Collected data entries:

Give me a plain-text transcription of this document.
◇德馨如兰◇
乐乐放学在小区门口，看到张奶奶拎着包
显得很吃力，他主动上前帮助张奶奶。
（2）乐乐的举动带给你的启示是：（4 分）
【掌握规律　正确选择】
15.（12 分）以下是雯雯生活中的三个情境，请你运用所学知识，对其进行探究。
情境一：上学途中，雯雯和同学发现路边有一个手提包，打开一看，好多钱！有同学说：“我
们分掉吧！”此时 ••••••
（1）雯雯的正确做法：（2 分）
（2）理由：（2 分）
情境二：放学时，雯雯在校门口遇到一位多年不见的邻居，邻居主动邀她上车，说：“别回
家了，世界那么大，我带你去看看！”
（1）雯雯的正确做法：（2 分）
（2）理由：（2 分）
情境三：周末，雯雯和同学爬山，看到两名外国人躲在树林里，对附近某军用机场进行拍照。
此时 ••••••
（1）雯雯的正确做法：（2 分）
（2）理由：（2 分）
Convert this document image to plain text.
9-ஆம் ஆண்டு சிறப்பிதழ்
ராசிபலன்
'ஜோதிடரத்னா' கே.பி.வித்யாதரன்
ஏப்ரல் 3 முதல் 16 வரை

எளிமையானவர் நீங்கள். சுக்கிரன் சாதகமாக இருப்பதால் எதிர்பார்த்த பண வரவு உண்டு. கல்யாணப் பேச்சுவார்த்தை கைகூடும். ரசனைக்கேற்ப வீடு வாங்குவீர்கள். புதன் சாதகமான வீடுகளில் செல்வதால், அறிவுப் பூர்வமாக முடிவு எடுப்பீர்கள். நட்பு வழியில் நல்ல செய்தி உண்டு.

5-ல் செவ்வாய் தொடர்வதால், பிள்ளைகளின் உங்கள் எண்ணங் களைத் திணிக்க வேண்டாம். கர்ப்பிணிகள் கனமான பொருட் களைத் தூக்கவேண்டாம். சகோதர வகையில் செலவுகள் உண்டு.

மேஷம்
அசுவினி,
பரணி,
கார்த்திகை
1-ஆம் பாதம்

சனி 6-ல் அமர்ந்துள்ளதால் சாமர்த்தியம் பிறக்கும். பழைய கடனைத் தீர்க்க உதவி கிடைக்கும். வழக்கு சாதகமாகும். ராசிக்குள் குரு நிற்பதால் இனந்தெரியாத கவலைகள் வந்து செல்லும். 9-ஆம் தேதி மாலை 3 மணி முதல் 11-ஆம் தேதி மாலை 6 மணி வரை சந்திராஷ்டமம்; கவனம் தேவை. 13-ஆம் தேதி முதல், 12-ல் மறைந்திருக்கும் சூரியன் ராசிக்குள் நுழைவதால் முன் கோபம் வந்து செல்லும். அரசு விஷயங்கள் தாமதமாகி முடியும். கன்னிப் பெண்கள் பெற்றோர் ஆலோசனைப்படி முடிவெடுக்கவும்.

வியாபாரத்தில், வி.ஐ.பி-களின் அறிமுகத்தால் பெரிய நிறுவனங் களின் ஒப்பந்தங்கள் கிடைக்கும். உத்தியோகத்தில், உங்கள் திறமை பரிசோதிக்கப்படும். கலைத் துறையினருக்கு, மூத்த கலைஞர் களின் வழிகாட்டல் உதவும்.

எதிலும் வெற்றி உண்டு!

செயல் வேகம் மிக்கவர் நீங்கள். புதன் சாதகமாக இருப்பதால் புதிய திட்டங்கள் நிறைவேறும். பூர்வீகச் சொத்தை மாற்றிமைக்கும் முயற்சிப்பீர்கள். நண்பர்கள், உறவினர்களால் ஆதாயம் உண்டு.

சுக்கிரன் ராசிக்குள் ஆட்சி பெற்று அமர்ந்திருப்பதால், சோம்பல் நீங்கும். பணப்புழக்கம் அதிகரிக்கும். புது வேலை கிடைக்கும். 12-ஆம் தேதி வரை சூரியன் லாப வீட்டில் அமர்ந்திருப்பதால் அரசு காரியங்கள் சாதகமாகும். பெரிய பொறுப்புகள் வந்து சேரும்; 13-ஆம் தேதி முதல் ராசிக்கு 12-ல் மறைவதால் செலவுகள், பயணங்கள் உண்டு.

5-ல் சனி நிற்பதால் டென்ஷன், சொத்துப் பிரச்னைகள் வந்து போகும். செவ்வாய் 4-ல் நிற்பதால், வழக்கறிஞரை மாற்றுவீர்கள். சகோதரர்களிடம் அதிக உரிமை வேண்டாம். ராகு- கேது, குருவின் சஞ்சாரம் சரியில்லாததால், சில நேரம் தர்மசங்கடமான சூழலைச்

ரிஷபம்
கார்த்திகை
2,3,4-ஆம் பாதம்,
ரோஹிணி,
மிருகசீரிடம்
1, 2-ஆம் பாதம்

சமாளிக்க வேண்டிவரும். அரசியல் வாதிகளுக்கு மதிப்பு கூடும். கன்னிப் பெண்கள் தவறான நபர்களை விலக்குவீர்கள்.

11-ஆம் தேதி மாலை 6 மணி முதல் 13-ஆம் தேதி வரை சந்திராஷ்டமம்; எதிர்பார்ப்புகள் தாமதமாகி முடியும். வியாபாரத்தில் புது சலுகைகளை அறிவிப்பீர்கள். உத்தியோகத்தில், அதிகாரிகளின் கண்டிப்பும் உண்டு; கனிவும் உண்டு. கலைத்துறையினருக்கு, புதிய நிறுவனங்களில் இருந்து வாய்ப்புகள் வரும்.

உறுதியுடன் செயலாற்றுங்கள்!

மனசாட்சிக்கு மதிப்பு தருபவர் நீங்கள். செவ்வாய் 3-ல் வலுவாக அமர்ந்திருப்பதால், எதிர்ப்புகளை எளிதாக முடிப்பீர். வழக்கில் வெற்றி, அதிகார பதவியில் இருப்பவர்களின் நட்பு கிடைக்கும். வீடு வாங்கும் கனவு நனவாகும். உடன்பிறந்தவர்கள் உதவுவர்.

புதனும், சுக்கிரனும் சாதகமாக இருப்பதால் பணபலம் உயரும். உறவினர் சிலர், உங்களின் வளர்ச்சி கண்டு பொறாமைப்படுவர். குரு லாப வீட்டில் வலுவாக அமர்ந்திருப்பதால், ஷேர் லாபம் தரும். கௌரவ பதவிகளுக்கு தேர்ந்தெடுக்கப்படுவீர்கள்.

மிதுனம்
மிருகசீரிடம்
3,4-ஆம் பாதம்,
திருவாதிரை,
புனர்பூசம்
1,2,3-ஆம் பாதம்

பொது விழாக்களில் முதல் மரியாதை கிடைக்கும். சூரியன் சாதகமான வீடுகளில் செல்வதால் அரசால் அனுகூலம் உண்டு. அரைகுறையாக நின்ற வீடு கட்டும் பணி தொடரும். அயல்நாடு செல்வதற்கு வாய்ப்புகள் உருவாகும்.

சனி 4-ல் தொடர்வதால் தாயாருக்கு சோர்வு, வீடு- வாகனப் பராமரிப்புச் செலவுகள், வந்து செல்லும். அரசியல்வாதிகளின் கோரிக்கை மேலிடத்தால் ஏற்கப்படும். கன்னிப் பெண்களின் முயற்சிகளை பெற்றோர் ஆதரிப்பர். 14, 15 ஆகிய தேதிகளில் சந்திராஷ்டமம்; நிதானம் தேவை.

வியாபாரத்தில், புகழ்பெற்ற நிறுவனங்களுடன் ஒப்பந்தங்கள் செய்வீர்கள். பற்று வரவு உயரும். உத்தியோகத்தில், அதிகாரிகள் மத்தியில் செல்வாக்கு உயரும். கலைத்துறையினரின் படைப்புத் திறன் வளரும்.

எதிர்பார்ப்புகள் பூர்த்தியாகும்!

[Exercise goal] Tell how many lines in the material contain the word "text". Only the number is wanted.

[Solution to the exercise] 2